What you have to do -
Can you write out every line of the items below exactly as they appear, leaving the pictures out?

Element region listings:

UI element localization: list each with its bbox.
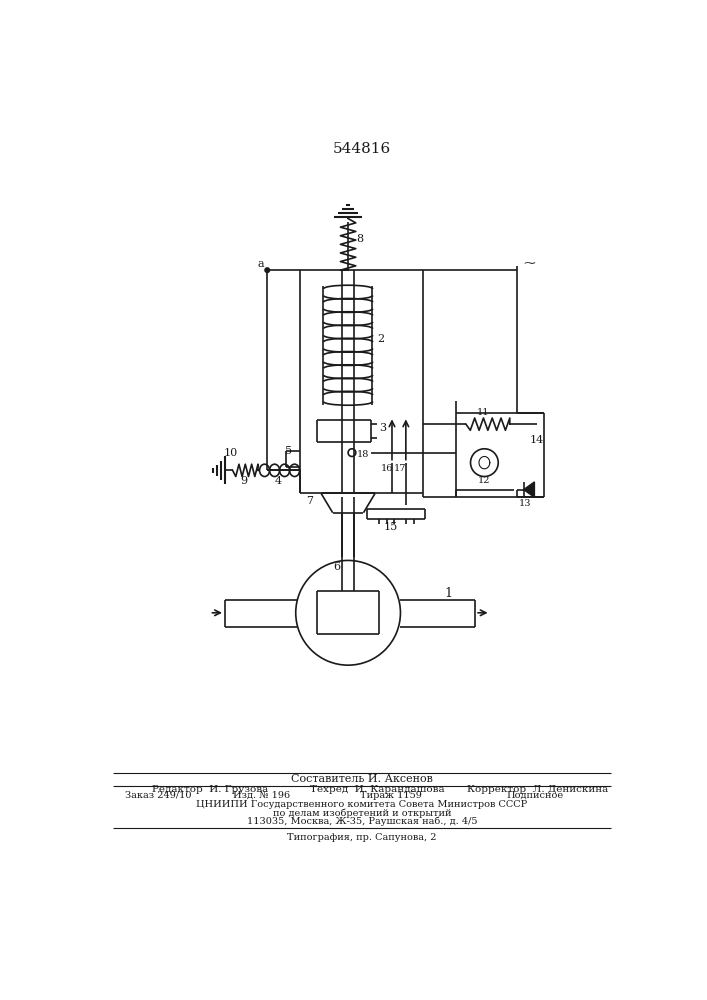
Text: 7: 7 xyxy=(306,496,313,506)
Text: ЦНИИПИ Государственного комитета Совета Министров СССР: ЦНИИПИ Государственного комитета Совета … xyxy=(197,800,527,809)
Text: Заказ 249/10: Заказ 249/10 xyxy=(125,791,192,800)
Text: Техред  И. Карандашова: Техред И. Карандашова xyxy=(310,785,444,794)
Text: 16: 16 xyxy=(380,464,393,473)
Text: Изд. № 196: Изд. № 196 xyxy=(233,791,290,800)
Polygon shape xyxy=(524,482,534,497)
Text: 11: 11 xyxy=(477,408,489,417)
Text: 10: 10 xyxy=(223,448,238,458)
Text: 15: 15 xyxy=(383,522,397,532)
Text: Тираж 1159: Тираж 1159 xyxy=(360,791,421,800)
Text: 18: 18 xyxy=(357,450,370,459)
Text: Типография, пр. Сапунова, 2: Типография, пр. Сапунова, 2 xyxy=(287,833,437,842)
Text: 1: 1 xyxy=(444,587,452,600)
Text: Составитель И. Аксенов: Составитель И. Аксенов xyxy=(291,774,433,784)
Text: Подписное: Подписное xyxy=(506,791,563,800)
Text: 544816: 544816 xyxy=(333,142,391,156)
Text: 5: 5 xyxy=(285,446,293,456)
Text: a: a xyxy=(258,259,264,269)
Text: Корректор  Л. Денискина: Корректор Л. Денискина xyxy=(467,785,609,794)
Text: 14: 14 xyxy=(530,435,544,445)
Text: Редактор  И. Грузова: Редактор И. Грузова xyxy=(152,785,268,794)
Text: 113035, Москва, Ж-35, Раушская наб., д. 4/5: 113035, Москва, Ж-35, Раушская наб., д. … xyxy=(247,817,477,826)
Text: 3: 3 xyxy=(379,423,386,433)
Text: 12: 12 xyxy=(478,476,491,485)
Text: 13: 13 xyxy=(519,499,532,508)
Text: ~: ~ xyxy=(522,254,536,271)
Text: 9: 9 xyxy=(240,476,247,486)
Text: 8: 8 xyxy=(356,234,363,244)
Text: по делам изобретений и открытий: по делам изобретений и открытий xyxy=(273,808,451,818)
Text: 2: 2 xyxy=(378,334,385,344)
Text: 4: 4 xyxy=(274,476,281,486)
Text: 6: 6 xyxy=(333,562,340,572)
Text: 17: 17 xyxy=(395,464,407,473)
Circle shape xyxy=(265,268,269,272)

Exercise result -
UI element localization: list each with its bbox.
Text: 7: 7 xyxy=(306,496,313,506)
Text: ЦНИИПИ Государственного комитета Совета Министров СССР: ЦНИИПИ Государственного комитета Совета … xyxy=(197,800,527,809)
Text: Заказ 249/10: Заказ 249/10 xyxy=(125,791,192,800)
Text: Техред  И. Карандашова: Техред И. Карандашова xyxy=(310,785,444,794)
Text: 16: 16 xyxy=(380,464,393,473)
Text: Изд. № 196: Изд. № 196 xyxy=(233,791,290,800)
Polygon shape xyxy=(524,482,534,497)
Text: 11: 11 xyxy=(477,408,489,417)
Text: 10: 10 xyxy=(223,448,238,458)
Text: 15: 15 xyxy=(383,522,397,532)
Text: Тираж 1159: Тираж 1159 xyxy=(360,791,421,800)
Text: 18: 18 xyxy=(357,450,370,459)
Text: Типография, пр. Сапунова, 2: Типография, пр. Сапунова, 2 xyxy=(287,833,437,842)
Text: 1: 1 xyxy=(444,587,452,600)
Text: Составитель И. Аксенов: Составитель И. Аксенов xyxy=(291,774,433,784)
Text: Подписное: Подписное xyxy=(506,791,563,800)
Text: 544816: 544816 xyxy=(333,142,391,156)
Text: 5: 5 xyxy=(285,446,293,456)
Text: a: a xyxy=(258,259,264,269)
Text: Корректор  Л. Денискина: Корректор Л. Денискина xyxy=(467,785,609,794)
Text: 14: 14 xyxy=(530,435,544,445)
Text: Редактор  И. Грузова: Редактор И. Грузова xyxy=(152,785,268,794)
Text: 113035, Москва, Ж-35, Раушская наб., д. 4/5: 113035, Москва, Ж-35, Раушская наб., д. … xyxy=(247,817,477,826)
Text: 3: 3 xyxy=(379,423,386,433)
Text: 12: 12 xyxy=(478,476,491,485)
Text: 13: 13 xyxy=(519,499,532,508)
Text: ~: ~ xyxy=(522,254,536,271)
Text: 9: 9 xyxy=(240,476,247,486)
Text: 8: 8 xyxy=(356,234,363,244)
Text: по делам изобретений и открытий: по делам изобретений и открытий xyxy=(273,808,451,818)
Text: 2: 2 xyxy=(378,334,385,344)
Text: 4: 4 xyxy=(274,476,281,486)
Text: 6: 6 xyxy=(333,562,340,572)
Text: 17: 17 xyxy=(395,464,407,473)
Circle shape xyxy=(265,268,269,272)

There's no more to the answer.